* START DATASET CONTENT *

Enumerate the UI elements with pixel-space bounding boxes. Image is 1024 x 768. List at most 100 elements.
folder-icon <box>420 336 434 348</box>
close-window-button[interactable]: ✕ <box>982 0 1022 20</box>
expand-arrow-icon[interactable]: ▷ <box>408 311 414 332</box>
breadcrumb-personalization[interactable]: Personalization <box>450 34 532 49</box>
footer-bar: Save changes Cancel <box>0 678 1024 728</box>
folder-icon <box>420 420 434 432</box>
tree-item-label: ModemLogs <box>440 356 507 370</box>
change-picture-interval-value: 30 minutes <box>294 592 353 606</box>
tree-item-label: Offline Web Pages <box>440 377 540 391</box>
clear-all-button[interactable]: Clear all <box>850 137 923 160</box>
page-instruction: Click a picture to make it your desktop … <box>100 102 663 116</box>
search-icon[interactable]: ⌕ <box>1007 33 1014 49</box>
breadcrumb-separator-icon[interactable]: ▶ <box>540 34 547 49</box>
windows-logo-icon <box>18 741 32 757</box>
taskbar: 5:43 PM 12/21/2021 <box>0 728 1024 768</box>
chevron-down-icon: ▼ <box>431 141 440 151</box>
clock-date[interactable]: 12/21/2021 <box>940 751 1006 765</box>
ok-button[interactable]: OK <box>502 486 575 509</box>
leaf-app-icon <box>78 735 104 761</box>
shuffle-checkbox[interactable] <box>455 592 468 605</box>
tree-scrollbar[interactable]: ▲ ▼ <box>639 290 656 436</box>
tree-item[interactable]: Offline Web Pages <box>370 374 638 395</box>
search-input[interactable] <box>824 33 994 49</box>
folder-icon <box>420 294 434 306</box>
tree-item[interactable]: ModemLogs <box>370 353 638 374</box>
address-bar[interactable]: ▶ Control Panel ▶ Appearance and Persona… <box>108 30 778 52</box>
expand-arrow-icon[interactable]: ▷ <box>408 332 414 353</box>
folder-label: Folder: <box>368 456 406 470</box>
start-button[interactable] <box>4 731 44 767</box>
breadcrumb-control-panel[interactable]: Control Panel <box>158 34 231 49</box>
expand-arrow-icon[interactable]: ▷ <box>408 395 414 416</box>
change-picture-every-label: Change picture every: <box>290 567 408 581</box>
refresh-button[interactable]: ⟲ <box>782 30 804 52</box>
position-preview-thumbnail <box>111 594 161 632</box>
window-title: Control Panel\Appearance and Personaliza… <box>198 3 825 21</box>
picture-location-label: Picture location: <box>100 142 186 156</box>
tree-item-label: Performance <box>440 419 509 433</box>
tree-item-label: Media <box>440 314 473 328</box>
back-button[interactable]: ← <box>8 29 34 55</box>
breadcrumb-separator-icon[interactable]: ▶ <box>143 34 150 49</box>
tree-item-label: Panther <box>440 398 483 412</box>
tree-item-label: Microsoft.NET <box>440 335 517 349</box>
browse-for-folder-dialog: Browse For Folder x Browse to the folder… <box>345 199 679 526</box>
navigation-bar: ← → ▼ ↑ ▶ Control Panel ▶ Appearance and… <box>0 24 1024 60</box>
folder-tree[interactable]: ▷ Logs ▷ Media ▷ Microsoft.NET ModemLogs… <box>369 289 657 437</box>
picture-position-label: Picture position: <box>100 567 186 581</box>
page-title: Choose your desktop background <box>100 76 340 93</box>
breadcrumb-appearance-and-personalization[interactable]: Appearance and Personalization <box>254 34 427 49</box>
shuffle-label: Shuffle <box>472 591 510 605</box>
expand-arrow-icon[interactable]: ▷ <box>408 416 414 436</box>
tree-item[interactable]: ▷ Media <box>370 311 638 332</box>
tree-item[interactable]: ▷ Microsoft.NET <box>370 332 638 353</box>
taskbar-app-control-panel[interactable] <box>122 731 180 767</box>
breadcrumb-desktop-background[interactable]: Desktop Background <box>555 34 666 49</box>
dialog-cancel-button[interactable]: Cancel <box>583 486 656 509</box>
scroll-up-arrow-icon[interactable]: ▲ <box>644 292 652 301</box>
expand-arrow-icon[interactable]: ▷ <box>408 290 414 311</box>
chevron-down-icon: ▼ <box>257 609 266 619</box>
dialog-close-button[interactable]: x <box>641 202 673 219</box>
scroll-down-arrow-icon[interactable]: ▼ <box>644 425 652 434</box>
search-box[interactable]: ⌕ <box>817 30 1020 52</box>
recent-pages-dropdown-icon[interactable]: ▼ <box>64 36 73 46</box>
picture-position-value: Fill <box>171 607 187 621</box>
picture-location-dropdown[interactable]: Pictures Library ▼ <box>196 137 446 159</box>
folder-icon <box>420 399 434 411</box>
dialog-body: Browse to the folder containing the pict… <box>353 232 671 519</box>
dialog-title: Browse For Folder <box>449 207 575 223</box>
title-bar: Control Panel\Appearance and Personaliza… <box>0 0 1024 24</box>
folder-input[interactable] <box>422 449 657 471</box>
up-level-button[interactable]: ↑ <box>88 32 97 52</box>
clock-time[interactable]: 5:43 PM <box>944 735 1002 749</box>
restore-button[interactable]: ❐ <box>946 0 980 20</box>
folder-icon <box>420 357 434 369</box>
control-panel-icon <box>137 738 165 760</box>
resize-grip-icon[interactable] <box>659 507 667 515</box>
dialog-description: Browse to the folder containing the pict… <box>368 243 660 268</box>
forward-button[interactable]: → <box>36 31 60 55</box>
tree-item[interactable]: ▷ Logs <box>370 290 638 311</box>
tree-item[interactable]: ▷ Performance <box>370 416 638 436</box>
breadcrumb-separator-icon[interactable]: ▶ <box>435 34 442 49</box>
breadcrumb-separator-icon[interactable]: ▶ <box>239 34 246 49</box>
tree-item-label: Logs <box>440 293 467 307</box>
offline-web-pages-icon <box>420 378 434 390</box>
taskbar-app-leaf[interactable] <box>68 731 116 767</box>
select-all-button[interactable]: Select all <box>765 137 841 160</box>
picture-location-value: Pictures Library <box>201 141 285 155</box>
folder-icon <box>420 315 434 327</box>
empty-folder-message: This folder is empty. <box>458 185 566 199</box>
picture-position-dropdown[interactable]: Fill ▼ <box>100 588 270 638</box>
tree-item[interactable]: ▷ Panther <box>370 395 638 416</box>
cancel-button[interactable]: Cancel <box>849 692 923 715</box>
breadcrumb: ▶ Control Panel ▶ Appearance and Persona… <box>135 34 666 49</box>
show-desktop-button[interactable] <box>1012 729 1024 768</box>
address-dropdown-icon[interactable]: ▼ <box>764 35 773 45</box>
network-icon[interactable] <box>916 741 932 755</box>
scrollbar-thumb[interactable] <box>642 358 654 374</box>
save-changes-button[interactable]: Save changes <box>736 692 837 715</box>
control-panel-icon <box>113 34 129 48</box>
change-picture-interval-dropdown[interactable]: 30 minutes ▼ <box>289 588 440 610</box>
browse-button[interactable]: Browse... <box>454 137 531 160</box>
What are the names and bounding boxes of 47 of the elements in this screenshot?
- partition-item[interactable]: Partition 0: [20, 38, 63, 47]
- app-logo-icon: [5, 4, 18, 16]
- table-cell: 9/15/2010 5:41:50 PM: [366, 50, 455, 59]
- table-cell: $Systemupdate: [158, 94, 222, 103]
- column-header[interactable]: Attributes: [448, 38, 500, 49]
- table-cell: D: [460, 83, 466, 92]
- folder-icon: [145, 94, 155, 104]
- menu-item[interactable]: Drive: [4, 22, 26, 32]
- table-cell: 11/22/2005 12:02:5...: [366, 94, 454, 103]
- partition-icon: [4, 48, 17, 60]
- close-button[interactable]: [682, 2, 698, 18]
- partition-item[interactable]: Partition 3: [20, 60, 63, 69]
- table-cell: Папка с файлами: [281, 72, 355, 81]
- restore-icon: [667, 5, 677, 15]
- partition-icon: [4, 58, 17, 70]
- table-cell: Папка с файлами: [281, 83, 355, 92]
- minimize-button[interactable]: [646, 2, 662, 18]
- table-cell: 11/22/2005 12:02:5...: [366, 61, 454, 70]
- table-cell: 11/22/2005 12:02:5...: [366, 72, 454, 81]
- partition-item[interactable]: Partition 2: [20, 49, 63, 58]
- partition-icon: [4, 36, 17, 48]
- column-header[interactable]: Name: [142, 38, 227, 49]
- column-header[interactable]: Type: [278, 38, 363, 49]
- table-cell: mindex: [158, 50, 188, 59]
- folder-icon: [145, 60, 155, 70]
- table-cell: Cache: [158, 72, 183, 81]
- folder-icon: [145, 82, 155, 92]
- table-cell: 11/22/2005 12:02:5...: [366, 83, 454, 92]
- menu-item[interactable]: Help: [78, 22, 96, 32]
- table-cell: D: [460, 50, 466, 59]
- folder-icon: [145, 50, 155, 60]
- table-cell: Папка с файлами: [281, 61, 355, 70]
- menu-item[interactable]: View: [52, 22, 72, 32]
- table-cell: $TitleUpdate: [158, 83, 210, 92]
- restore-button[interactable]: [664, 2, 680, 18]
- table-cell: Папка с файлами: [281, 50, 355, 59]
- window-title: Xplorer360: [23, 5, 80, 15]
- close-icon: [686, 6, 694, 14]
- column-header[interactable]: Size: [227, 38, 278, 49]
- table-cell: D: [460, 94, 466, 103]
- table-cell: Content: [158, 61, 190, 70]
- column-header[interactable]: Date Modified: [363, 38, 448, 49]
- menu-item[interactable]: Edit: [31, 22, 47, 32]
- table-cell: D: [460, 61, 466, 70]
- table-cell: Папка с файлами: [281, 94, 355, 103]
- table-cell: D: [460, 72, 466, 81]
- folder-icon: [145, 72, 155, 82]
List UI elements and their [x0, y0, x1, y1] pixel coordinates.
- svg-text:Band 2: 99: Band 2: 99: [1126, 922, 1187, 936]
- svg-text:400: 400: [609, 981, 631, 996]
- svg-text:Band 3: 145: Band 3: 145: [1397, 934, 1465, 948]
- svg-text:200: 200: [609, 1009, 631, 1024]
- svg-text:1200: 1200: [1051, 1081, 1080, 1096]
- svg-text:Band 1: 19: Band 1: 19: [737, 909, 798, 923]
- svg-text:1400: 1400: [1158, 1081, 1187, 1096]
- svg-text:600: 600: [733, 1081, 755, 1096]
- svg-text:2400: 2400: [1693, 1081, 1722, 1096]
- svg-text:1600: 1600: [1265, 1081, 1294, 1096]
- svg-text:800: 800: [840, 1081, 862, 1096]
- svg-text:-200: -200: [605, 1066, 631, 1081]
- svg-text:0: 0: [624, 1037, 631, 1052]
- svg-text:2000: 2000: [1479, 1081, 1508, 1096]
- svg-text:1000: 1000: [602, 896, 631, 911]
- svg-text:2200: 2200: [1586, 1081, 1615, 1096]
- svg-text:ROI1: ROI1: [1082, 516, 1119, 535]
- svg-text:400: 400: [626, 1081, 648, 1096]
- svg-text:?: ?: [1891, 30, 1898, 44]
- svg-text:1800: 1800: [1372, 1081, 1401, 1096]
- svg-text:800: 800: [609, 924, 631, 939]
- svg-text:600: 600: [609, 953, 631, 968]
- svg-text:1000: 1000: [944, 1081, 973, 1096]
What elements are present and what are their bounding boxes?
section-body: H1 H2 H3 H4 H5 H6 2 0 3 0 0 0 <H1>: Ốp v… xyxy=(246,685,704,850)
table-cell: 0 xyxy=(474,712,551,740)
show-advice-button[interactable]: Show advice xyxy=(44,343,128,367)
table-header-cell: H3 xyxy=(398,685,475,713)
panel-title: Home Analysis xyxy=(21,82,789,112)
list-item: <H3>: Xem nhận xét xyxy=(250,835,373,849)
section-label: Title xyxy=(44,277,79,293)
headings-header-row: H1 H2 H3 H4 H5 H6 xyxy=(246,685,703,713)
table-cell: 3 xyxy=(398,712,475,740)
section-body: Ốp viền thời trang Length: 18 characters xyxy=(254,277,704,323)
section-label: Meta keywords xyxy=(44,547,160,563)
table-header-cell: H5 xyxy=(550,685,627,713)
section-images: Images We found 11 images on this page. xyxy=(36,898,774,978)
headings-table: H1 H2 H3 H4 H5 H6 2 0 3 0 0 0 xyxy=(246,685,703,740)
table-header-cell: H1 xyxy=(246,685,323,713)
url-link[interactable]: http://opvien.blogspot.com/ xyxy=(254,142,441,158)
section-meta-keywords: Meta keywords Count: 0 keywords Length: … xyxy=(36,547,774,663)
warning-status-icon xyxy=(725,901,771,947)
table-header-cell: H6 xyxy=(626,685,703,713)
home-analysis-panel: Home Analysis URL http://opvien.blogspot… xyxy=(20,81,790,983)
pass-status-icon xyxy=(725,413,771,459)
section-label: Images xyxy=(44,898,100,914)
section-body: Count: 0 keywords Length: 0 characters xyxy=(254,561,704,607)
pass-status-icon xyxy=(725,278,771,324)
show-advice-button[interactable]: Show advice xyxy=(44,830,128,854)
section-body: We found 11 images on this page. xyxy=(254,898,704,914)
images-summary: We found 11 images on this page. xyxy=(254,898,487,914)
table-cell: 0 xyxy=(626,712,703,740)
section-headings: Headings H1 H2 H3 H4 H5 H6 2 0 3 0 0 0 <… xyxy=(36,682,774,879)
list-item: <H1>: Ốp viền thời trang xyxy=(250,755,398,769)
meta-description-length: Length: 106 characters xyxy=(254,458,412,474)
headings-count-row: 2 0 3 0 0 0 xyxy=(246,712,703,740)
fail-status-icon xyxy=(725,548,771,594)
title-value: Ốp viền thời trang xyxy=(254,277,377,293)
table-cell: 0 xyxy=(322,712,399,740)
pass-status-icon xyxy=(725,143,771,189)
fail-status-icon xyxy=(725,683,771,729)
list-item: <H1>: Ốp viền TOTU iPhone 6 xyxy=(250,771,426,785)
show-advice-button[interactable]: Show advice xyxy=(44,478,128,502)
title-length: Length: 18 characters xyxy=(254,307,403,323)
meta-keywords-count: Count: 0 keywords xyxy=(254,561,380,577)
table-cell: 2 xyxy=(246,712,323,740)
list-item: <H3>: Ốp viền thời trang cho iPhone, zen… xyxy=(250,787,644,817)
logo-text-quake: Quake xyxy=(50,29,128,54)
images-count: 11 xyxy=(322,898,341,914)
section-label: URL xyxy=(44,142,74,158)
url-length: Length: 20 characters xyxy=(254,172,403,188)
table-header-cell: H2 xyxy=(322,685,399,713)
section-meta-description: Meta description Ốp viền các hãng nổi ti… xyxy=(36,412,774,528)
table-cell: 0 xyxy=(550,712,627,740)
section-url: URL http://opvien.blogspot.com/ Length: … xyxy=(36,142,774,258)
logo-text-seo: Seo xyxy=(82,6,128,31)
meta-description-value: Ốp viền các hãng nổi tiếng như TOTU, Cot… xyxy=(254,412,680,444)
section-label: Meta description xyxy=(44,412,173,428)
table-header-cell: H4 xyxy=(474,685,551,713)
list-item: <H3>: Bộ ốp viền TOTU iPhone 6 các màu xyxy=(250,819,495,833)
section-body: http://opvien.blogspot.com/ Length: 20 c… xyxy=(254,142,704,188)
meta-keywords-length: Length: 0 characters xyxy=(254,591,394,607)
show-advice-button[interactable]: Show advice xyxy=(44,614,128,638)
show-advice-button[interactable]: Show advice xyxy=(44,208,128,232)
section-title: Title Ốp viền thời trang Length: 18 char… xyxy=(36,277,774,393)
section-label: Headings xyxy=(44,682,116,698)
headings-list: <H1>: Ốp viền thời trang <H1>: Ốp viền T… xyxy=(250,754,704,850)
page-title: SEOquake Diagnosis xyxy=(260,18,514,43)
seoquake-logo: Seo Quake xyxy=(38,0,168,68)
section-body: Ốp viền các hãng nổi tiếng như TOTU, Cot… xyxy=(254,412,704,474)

* END DATASET CONTENT *

> _WHAT THE TASK REQUIRES_:
Please render the rows above as a JSON list of strings, one string per line and no blank lines. Begin at the first line of the rows and stop after the line that contains "expand-arrow-icon[interactable]: ▷ <box>408 311".

> _RIGHT ANSWER_:
[
  "Enumerate the UI elements with pixel-space bounding boxes. Image is 1024 x 768. List at most 100 elements.",
  "folder-icon <box>420 336 434 348</box>",
  "close-window-button[interactable]: ✕ <box>982 0 1022 20</box>",
  "expand-arrow-icon[interactable]: ▷ <box>408 311 414 332</box>"
]